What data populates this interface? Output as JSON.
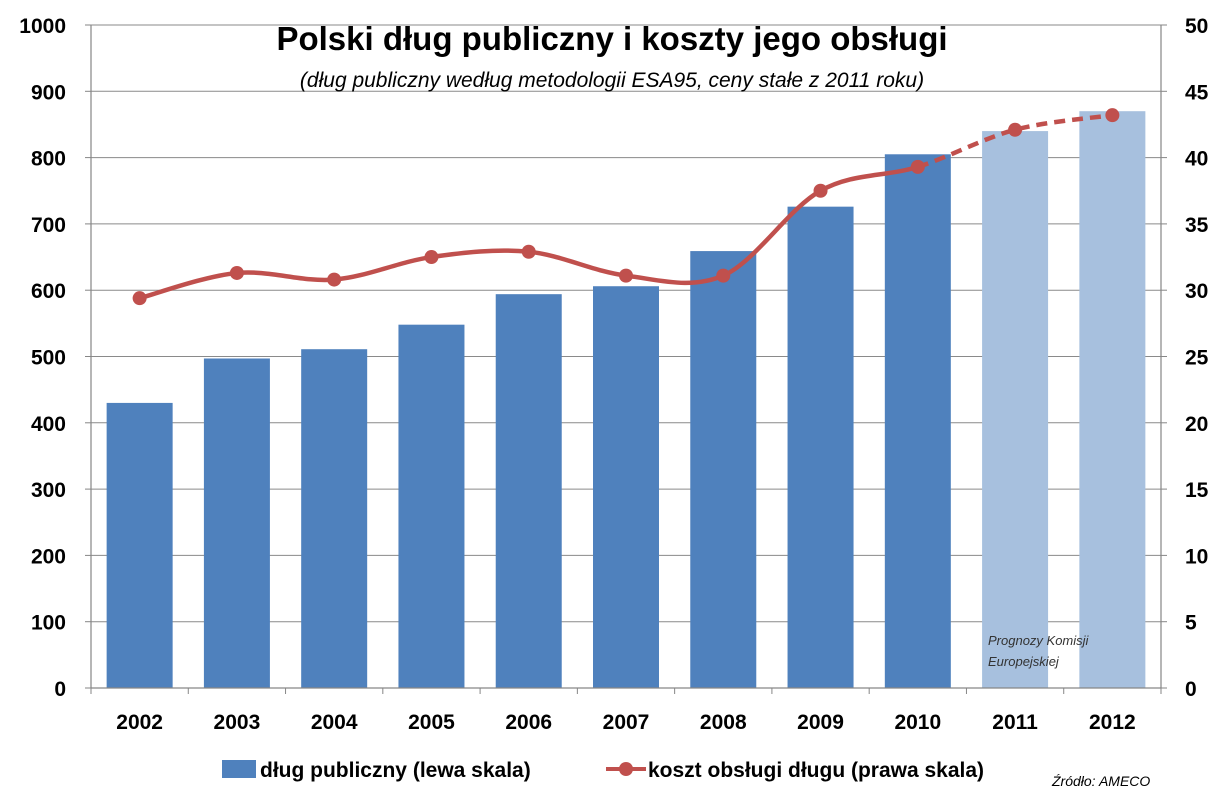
{
  "chart_data": {
    "type": "bar",
    "title": "Polski dług publiczny i koszty jego obsługi",
    "subtitle": "(dług publiczny według metodologii ESA95, ceny stałe z 2011 roku)",
    "categories": [
      "2002",
      "2003",
      "2004",
      "2005",
      "2006",
      "2007",
      "2008",
      "2009",
      "2010",
      "2011",
      "2012"
    ],
    "series": [
      {
        "name": "dług publiczny (lewa skala)",
        "type": "bar",
        "axis": "left",
        "values": [
          430,
          497,
          511,
          548,
          594,
          606,
          659,
          726,
          805,
          840,
          870
        ],
        "forecast_from_index": 9,
        "color": "#4F81BD",
        "forecast_color": "#A7C0DE"
      },
      {
        "name": "koszt obsługi długu (prawa skala)",
        "type": "line",
        "axis": "right",
        "values": [
          29.4,
          31.3,
          30.8,
          32.5,
          32.9,
          31.1,
          31.1,
          37.5,
          39.3,
          42.1,
          43.2
        ],
        "dashed_from_index": 9,
        "color": "#C0504D"
      }
    ],
    "left_axis": {
      "min": 0,
      "max": 1000,
      "step": 100,
      "ticks": [
        "0",
        "100",
        "200",
        "300",
        "400",
        "500",
        "600",
        "700",
        "800",
        "900",
        "1000"
      ]
    },
    "right_axis": {
      "min": 0,
      "max": 50,
      "step": 5,
      "ticks": [
        "0",
        "5",
        "10",
        "15",
        "20",
        "25",
        "30",
        "35",
        "40",
        "45",
        "50"
      ]
    },
    "grid": true,
    "legend_position": "bottom",
    "annotation": [
      "Prognozy Komisji",
      "Europejskiej"
    ],
    "source": "Źródło: AMECO"
  }
}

☆ ☆ ☆

Your copy should hold every record word for word and none of the pictures.

Solved exercise.
What data populates this interface? Output as JSON.
{
  "chart_data": {
    "type": "bar",
    "title": "Polski dług publiczny i koszty jego obsługi",
    "subtitle": "(dług publiczny według metodologii ESA95, ceny stałe z 2011 roku)",
    "categories": [
      "2002",
      "2003",
      "2004",
      "2005",
      "2006",
      "2007",
      "2008",
      "2009",
      "2010",
      "2011",
      "2012"
    ],
    "series": [
      {
        "name": "dług publiczny (lewa skala)",
        "type": "bar",
        "axis": "left",
        "values": [
          430,
          497,
          511,
          548,
          594,
          606,
          659,
          726,
          805,
          840,
          870
        ],
        "forecast_from_index": 9,
        "color": "#4F81BD",
        "forecast_color": "#A7C0DE"
      },
      {
        "name": "koszt obsługi długu (prawa skala)",
        "type": "line",
        "axis": "right",
        "values": [
          29.4,
          31.3,
          30.8,
          32.5,
          32.9,
          31.1,
          31.1,
          37.5,
          39.3,
          42.1,
          43.2
        ],
        "dashed_from_index": 9,
        "color": "#C0504D"
      }
    ],
    "left_axis": {
      "min": 0,
      "max": 1000,
      "step": 100,
      "ticks": [
        "0",
        "100",
        "200",
        "300",
        "400",
        "500",
        "600",
        "700",
        "800",
        "900",
        "1000"
      ]
    },
    "right_axis": {
      "min": 0,
      "max": 50,
      "step": 5,
      "ticks": [
        "0",
        "5",
        "10",
        "15",
        "20",
        "25",
        "30",
        "35",
        "40",
        "45",
        "50"
      ]
    },
    "grid": true,
    "legend_position": "bottom",
    "annotation": [
      "Prognozy Komisji",
      "Europejskiej"
    ],
    "source": "Źródło: AMECO"
  }
}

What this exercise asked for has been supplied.